[What is expected]
Write the records out again exactly as they read, dropping any picture they hold.

[Exercise materials]
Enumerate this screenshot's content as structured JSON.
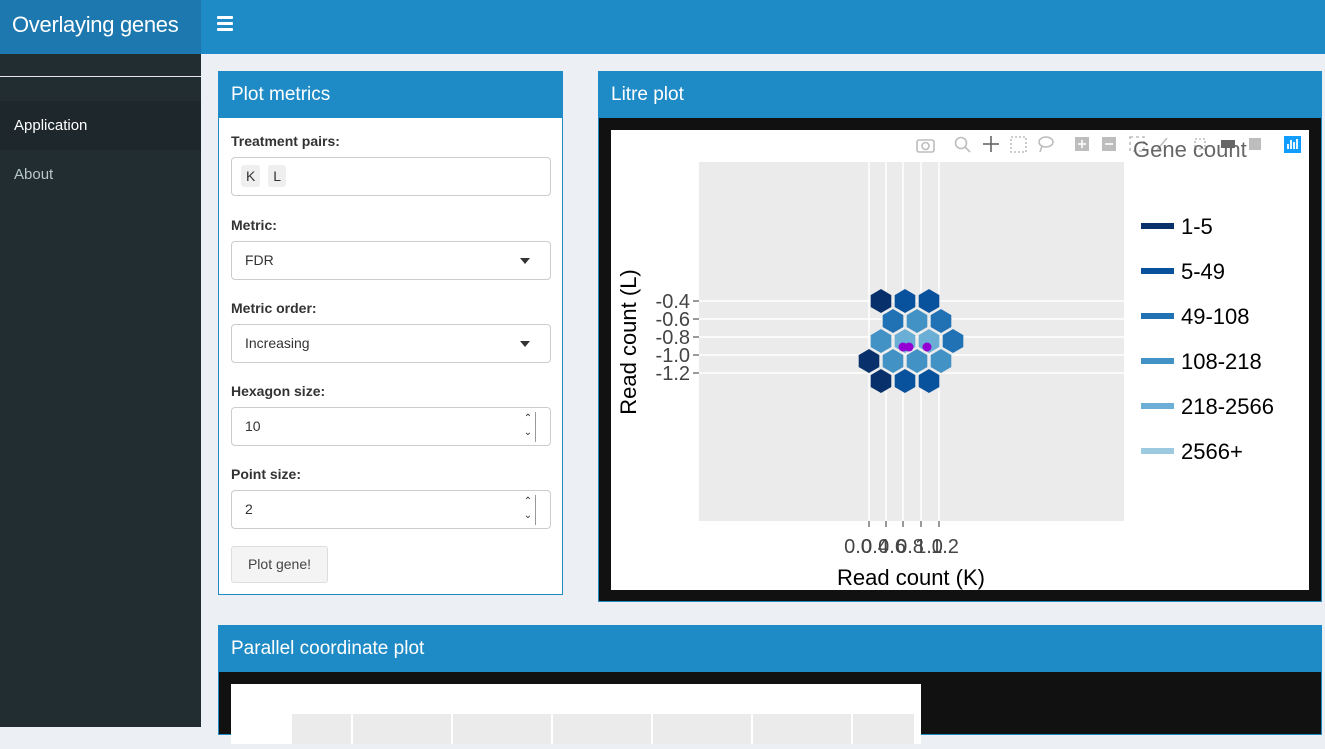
{
  "header": {
    "app_title": "Overlaying genes",
    "menu_icon": "hamburger-icon"
  },
  "sidebar": {
    "items": [
      {
        "label": "Application",
        "active": true
      },
      {
        "label": "About",
        "active": false
      }
    ]
  },
  "metrics_panel": {
    "title": "Plot metrics",
    "treatment_pairs": {
      "label": "Treatment pairs:",
      "values": [
        "K",
        "L"
      ]
    },
    "metric": {
      "label": "Metric:",
      "value": "FDR"
    },
    "metric_order": {
      "label": "Metric order:",
      "value": "Increasing"
    },
    "hexagon_size": {
      "label": "Hexagon size:",
      "value": "10"
    },
    "point_size": {
      "label": "Point size:",
      "value": "2"
    },
    "button_label": "Plot gene!"
  },
  "litre_panel": {
    "title": "Litre plot",
    "toolbar_icons": [
      "camera-icon",
      "zoom-icon",
      "pan-icon",
      "box-select-icon",
      "lasso-icon",
      "zoom-in-icon",
      "zoom-out-icon",
      "autoscale-icon",
      "reset-axes-icon",
      "spike-lines-icon",
      "hover-closest-icon",
      "hover-compare-icon",
      "plotly-logo-icon"
    ]
  },
  "chart_data": {
    "type": "hexbin",
    "xlabel": "Read count (K)",
    "ylabel": "Read count (L)",
    "x_tick_labels": [
      "0.0",
      "0.4",
      "0.6",
      "0.8",
      "1.0",
      "1.2"
    ],
    "y_tick_labels": [
      "-0.4",
      "-0.6",
      "-0.8",
      "-1.0",
      "-1.2"
    ],
    "legend_title": "Gene count",
    "legend": [
      {
        "label": "1-5",
        "color": "#08306b"
      },
      {
        "label": "5-49",
        "color": "#08519c"
      },
      {
        "label": "49-108",
        "color": "#2171b5"
      },
      {
        "label": "108-218",
        "color": "#4292c6"
      },
      {
        "label": "218-2566",
        "color": "#6baed6"
      },
      {
        "label": "2566+",
        "color": "#9ecae1"
      }
    ],
    "points_color": "#9400d3"
  },
  "pc_panel": {
    "title": "Parallel coordinate plot"
  }
}
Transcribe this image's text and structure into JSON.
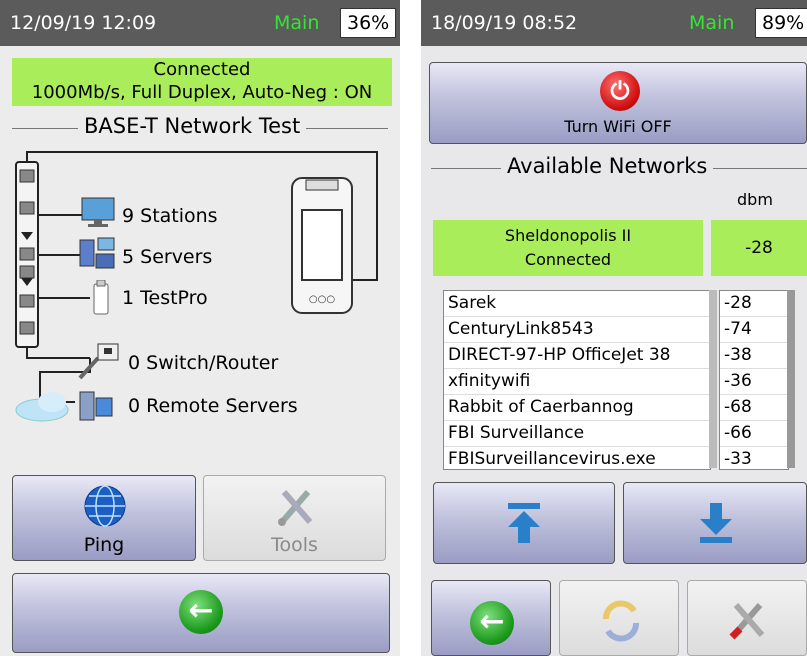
{
  "left": {
    "datetime": "12/09/19 12:09",
    "mode": "Main",
    "battery": "36%",
    "status": {
      "line1": "Connected",
      "line2": "1000Mb/s, Full Duplex, Auto-Neg : ON"
    },
    "title": "BASE-T Network Test",
    "items": [
      {
        "label": "9 Stations",
        "icon": "monitor-icon"
      },
      {
        "label": "5 Servers",
        "icon": "servers-icon"
      },
      {
        "label": "1 TestPro",
        "icon": "testpro-icon"
      },
      {
        "label": "0 Switch/Router",
        "icon": "switch-icon"
      },
      {
        "label": "0 Remote Servers",
        "icon": "remote-servers-icon"
      }
    ],
    "buttons": {
      "ping": "Ping",
      "tools": "Tools"
    }
  },
  "right": {
    "datetime": "18/09/19 08:52",
    "mode": "Main",
    "battery": "89%",
    "wifi_button": "Turn WiFi OFF",
    "title": "Available Networks",
    "dbm_header": "dbm",
    "connected": {
      "line1": "Sheldonopolis II",
      "line2": "Connected",
      "dbm": "-28"
    },
    "networks": [
      {
        "ssid": "Sarek",
        "dbm": "-28"
      },
      {
        "ssid": "CenturyLink8543",
        "dbm": "-74"
      },
      {
        "ssid": "DIRECT-97-HP OfficeJet 38",
        "dbm": "-38"
      },
      {
        "ssid": "xfinitywifi",
        "dbm": "-36"
      },
      {
        "ssid": "Rabbit of Caerbannog",
        "dbm": "-68"
      },
      {
        "ssid": "FBI Surveillance",
        "dbm": "-66"
      },
      {
        "ssid": "FBISurveillancevirus.exe",
        "dbm": "-33"
      }
    ]
  },
  "colors": {
    "accent_green": "#a9ee5a",
    "mode_green": "#33e633",
    "topbar": "#5b5b5b",
    "button_blue": "#9a9cc4"
  }
}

[Finished exercise]
Enumerate this screenshot's content as structured JSON.
{
  "header": {
    "app_title": "Overlaying genes",
    "menu_icon": "hamburger-icon"
  },
  "sidebar": {
    "items": [
      {
        "label": "Application",
        "active": true
      },
      {
        "label": "About",
        "active": false
      }
    ]
  },
  "metrics_panel": {
    "title": "Plot metrics",
    "treatment_pairs": {
      "label": "Treatment pairs:",
      "values": [
        "K",
        "L"
      ]
    },
    "metric": {
      "label": "Metric:",
      "value": "FDR"
    },
    "metric_order": {
      "label": "Metric order:",
      "value": "Increasing"
    },
    "hexagon_size": {
      "label": "Hexagon size:",
      "value": "10"
    },
    "point_size": {
      "label": "Point size:",
      "value": "2"
    },
    "button_label": "Plot gene!"
  },
  "litre_panel": {
    "title": "Litre plot",
    "toolbar_icons": [
      "camera-icon",
      "zoom-icon",
      "pan-icon",
      "box-select-icon",
      "lasso-icon",
      "zoom-in-icon",
      "zoom-out-icon",
      "autoscale-icon",
      "reset-axes-icon",
      "spike-lines-icon",
      "hover-closest-icon",
      "hover-compare-icon",
      "plotly-logo-icon"
    ]
  },
  "chart_data": {
    "type": "hexbin",
    "xlabel": "Read count (K)",
    "ylabel": "Read count (L)",
    "x_tick_labels": [
      "0.0",
      "0.4",
      "0.6",
      "0.8",
      "1.0",
      "1.2"
    ],
    "y_tick_labels": [
      "-0.4",
      "-0.6",
      "-0.8",
      "-1.0",
      "-1.2"
    ],
    "legend_title": "Gene count",
    "legend": [
      {
        "label": "1-5",
        "color": "#08306b"
      },
      {
        "label": "5-49",
        "color": "#08519c"
      },
      {
        "label": "49-108",
        "color": "#2171b5"
      },
      {
        "label": "108-218",
        "color": "#4292c6"
      },
      {
        "label": "218-2566",
        "color": "#6baed6"
      },
      {
        "label": "2566+",
        "color": "#9ecae1"
      }
    ],
    "points_color": "#9400d3"
  },
  "pc_panel": {
    "title": "Parallel coordinate plot"
  }
}
Transcribe this image's text and structure into JSON.
{
  "left": {
    "datetime": "12/09/19 12:09",
    "mode": "Main",
    "battery": "36%",
    "status": {
      "line1": "Connected",
      "line2": "1000Mb/s, Full Duplex, Auto-Neg : ON"
    },
    "title": "BASE-T Network Test",
    "items": [
      {
        "label": "9 Stations",
        "icon": "monitor-icon"
      },
      {
        "label": "5 Servers",
        "icon": "servers-icon"
      },
      {
        "label": "1 TestPro",
        "icon": "testpro-icon"
      },
      {
        "label": "0 Switch/Router",
        "icon": "switch-icon"
      },
      {
        "label": "0 Remote Servers",
        "icon": "remote-servers-icon"
      }
    ],
    "buttons": {
      "ping": "Ping",
      "tools": "Tools"
    }
  },
  "right": {
    "datetime": "18/09/19 08:52",
    "mode": "Main",
    "battery": "89%",
    "wifi_button": "Turn WiFi OFF",
    "title": "Available Networks",
    "dbm_header": "dbm",
    "connected": {
      "line1": "Sheldonopolis II",
      "line2": "Connected",
      "dbm": "-28"
    },
    "networks": [
      {
        "ssid": "Sarek",
        "dbm": "-28"
      },
      {
        "ssid": "CenturyLink8543",
        "dbm": "-74"
      },
      {
        "ssid": "DIRECT-97-HP OfficeJet 38",
        "dbm": "-38"
      },
      {
        "ssid": "xfinitywifi",
        "dbm": "-36"
      },
      {
        "ssid": "Rabbit of Caerbannog",
        "dbm": "-68"
      },
      {
        "ssid": "FBI Surveillance",
        "dbm": "-66"
      },
      {
        "ssid": "FBISurveillancevirus.exe",
        "dbm": "-33"
      }
    ]
  },
  "colors": {
    "accent_green": "#a9ee5a",
    "mode_green": "#33e633",
    "topbar": "#5b5b5b",
    "button_blue": "#9a9cc4"
  }
}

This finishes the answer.